** Begin Page extract **

But, you retort, America has a "strong dollar" policy, articulated first by Committee to Save The World co-founder Robert Rubin, reaffirmed by fellow Committee member Larry Summers, and reaffirmed still again by current Treasury Secretary O'Neill. Didn't Mr. O'Neill say that he'd rent out Yankee Stadium to announce any change in that "strong dollar" policy, if in the fullness of time, he were ever to make such a change? Yes, Mr. O'Neill did in fact say that. Thus, before America could stuff a lower dollar into the deflationary ears of European and Japanese monetary authorities, it would indeed be necessary for Mr. O'Neill to change his rhetoric. But since rhetoric has been the sum and substance of American currency "policy" for many years, that shouldn't be a problem. After all, Mr. O'Neill has shown that he does know how to chew his shoe off, when his foot has inadvertently planted it in the wrong place. His prudent flip-flop on the matter of the prudence of a lending package for Brazil was a case in point.
On the matter of the America's "strong dollar" policy, my hunch is that Mr. O'Neill really would like to rent out Yankee Stadium and ditch Mr. Rubin's words. After all, no less an authority than Committee to Save the World co-founder Alan Greenspan repeatedly says that Mr. O'Neill, and only Mr. O'Neill, speaks for the President on America's currency policy. Yet Mr. O'Neill is constrained from speaking by the words of his predecessors: a most uncomfortable straightjacket on the tongue of a man that likes to talk! He could set himself free by simply declaring himself free. His time has become full.
Bretton Woods Nostalgia
Morgan le Fay and I frequently meditate nostalgic about Bretton Woods, because it was a system in which it was easy for America to "force" its trading partners to follow the Fed's lead. Recall, Bretton Woods was a very simple arrangement: (1) the dollar was pegged to gold at $35 an ounce, (2) non-dollar currencies were fixed against the dollar, and (3) America ostensibly stood ready to exchange gold for dollars accumulated by non-U.S. central banks. Thus, if America wanted to pursue Keynesian aggregate demand stimulation (and it did!), America could "force" other central banks to follow.
How so? A boost in aggregate demand in the United States would (1) increase America's trade/current account deficit, which would (2) tend to put downward pressure on the dollar vs other countries, which would (3) compel them to pursue easier monetary policy, including buying dollars, so to (4) prevent gold from rising above $35 an ounce and/or their currencies from appreciating against their fixed ratios vs the dollar. Theoretically, of course, non-U.S. central banks could stop the "game" by demanding that the United States deliver gold at $35 ounce for the dollars they were accumulating, compelling the United States to curtail aggregate demand, and thus reduce its trade/current account deficit - the source of "excess" dollar supply that was putting downward pressure on the dollar.

** End Page extract **
** Begin Data excerpts **

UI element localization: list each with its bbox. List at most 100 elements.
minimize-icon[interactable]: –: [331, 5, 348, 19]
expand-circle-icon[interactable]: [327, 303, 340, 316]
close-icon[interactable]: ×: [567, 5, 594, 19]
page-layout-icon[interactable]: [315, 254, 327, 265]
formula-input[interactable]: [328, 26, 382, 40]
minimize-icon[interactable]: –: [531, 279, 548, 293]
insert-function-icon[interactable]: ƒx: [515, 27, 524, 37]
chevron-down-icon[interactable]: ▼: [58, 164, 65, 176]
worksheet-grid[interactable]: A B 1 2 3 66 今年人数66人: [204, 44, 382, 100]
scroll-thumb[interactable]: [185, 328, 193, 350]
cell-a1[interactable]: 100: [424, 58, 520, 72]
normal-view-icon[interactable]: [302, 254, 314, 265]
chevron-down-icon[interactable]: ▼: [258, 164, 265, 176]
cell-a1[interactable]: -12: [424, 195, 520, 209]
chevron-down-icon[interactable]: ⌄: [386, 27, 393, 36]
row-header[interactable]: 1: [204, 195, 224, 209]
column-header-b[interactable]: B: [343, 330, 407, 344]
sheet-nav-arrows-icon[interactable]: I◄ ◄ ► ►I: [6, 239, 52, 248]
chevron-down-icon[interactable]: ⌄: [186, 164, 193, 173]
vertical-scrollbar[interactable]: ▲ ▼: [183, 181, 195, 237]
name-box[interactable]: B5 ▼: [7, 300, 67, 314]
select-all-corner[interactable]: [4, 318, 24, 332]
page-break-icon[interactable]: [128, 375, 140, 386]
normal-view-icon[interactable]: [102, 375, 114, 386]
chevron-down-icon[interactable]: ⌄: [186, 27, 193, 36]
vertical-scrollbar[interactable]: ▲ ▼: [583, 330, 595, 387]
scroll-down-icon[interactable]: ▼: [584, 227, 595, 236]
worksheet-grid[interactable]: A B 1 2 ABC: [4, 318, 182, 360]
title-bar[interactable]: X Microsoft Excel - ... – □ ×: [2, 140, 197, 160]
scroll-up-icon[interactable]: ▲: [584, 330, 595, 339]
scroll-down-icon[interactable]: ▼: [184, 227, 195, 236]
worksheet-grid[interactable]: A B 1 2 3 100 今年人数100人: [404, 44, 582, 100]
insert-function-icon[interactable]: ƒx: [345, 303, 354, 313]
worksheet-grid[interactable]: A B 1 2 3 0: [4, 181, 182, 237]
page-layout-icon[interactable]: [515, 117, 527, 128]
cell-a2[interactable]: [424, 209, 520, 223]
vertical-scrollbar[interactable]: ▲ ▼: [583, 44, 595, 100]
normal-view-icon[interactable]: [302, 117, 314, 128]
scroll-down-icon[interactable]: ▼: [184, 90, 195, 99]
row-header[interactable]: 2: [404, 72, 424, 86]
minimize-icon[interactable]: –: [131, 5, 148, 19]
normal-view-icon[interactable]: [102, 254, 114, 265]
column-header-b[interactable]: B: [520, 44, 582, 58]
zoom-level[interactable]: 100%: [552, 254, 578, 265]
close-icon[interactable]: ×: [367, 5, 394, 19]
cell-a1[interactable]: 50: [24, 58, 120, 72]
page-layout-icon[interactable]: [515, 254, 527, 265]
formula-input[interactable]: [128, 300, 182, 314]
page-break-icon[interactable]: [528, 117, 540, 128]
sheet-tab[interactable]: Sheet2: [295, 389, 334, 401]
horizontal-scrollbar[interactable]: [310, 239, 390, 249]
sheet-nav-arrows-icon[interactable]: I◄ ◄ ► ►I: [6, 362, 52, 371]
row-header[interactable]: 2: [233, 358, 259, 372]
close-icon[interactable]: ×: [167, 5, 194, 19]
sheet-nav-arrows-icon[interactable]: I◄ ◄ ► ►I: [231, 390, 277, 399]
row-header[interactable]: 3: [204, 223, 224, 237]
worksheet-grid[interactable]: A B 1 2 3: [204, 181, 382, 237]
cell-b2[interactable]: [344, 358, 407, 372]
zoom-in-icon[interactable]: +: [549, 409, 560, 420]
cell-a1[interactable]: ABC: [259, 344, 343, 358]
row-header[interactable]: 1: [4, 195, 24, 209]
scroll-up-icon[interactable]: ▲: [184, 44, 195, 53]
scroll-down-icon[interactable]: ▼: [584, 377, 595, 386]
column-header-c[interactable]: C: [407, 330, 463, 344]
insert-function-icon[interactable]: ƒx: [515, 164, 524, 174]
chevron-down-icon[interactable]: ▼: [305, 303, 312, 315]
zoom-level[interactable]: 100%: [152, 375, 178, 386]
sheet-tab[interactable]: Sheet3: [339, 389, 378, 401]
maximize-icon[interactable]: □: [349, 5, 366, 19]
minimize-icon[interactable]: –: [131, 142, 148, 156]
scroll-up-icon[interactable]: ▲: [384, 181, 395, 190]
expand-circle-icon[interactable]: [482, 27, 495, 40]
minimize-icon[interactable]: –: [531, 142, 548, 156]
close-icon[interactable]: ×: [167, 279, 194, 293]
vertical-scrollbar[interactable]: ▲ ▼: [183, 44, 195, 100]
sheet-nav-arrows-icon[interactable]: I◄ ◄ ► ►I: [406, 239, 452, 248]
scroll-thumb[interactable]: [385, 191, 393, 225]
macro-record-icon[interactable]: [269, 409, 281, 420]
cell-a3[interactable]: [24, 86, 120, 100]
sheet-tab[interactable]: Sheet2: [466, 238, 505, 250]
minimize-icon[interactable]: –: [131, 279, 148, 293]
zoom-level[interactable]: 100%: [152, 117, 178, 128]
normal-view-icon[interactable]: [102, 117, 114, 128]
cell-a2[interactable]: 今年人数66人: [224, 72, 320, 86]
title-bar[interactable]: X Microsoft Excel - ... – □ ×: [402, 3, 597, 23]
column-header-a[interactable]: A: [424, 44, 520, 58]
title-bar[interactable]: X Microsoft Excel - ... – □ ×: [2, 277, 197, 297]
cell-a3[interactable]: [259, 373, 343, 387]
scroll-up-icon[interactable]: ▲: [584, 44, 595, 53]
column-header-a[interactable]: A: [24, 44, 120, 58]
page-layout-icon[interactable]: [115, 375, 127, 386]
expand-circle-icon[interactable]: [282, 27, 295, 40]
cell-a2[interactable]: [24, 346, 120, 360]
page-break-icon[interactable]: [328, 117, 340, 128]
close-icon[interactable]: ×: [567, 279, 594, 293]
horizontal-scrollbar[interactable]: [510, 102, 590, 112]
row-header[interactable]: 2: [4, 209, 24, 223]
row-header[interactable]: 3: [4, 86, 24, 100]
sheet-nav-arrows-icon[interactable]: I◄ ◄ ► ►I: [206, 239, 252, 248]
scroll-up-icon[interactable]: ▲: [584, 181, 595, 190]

** End Data excerpts **

Exercise requirements
Could you carry on the commentary on the dollar and Bretton Woods, picking up right after its last sentence? None of these entries is needed.

Output for this task
As a practical matter, however, America had no intention of sending all the gold in Fort Knox anywhere, as France's Charles De Gaulle found out when he suggested that America do so in exchange for the "excess" - inflationary! - dollar reserves that the Bank of France was accumulating to keep the French Franc from appreciating. In August 1971, President Richard Nixon simply "closed the gold window," effectively blowing up the Bretton Woods arrangements: the dollar was as good as America said it was, and not an ounce of gold more.
Which, of course, ushered in the accelerating inflation of the 1970s. So, why would I wax nostalgic for such a system? Simple: it was a mighty fine system for avoiding deflation. As a thought exercise, consider what would have happened under the Bretton Woods arrangements if America had pursued deflationary policies, put downward pressure on the dollar price of gold, making it "want" to trade south of $35 an ounce. Didn't happen, of course, but just the opposite. But if it had, America would have been "compelled" to reflate, so as to keep gold from deflating. The beauty of the Bretton Woods system was that it linked global monetary policy to something tangible, which served as a proxy for globally-traded goods prices.
Don't get me wrong here. The "something" of Bretton Woods was gold, and I've never, ever been a gold bug. The beauty of Bretton Woods was not gold per se, but a nominal anchor for globally-traded goods prices. Indeed, Bretton Woods could have been founded on a basket of globally-traded goods, rather than gold. The founders of the system - led by Keynes himself! - actually considered that possibility, but wisely rejected it, given the historical role/acceptance of gold as a monetary anchor. The risk of the system was that America would print too many dollars, not too few, relative to its stock of gold. And, of course, this risk was realized, which forced all central banks to print too much money relative to the global stock/supply of gold, begging accelerating global inflation. But at least the system had the redeeming characteristic of being anti-deflationary, because of the lead role of (Keynesian!) American monetary policy.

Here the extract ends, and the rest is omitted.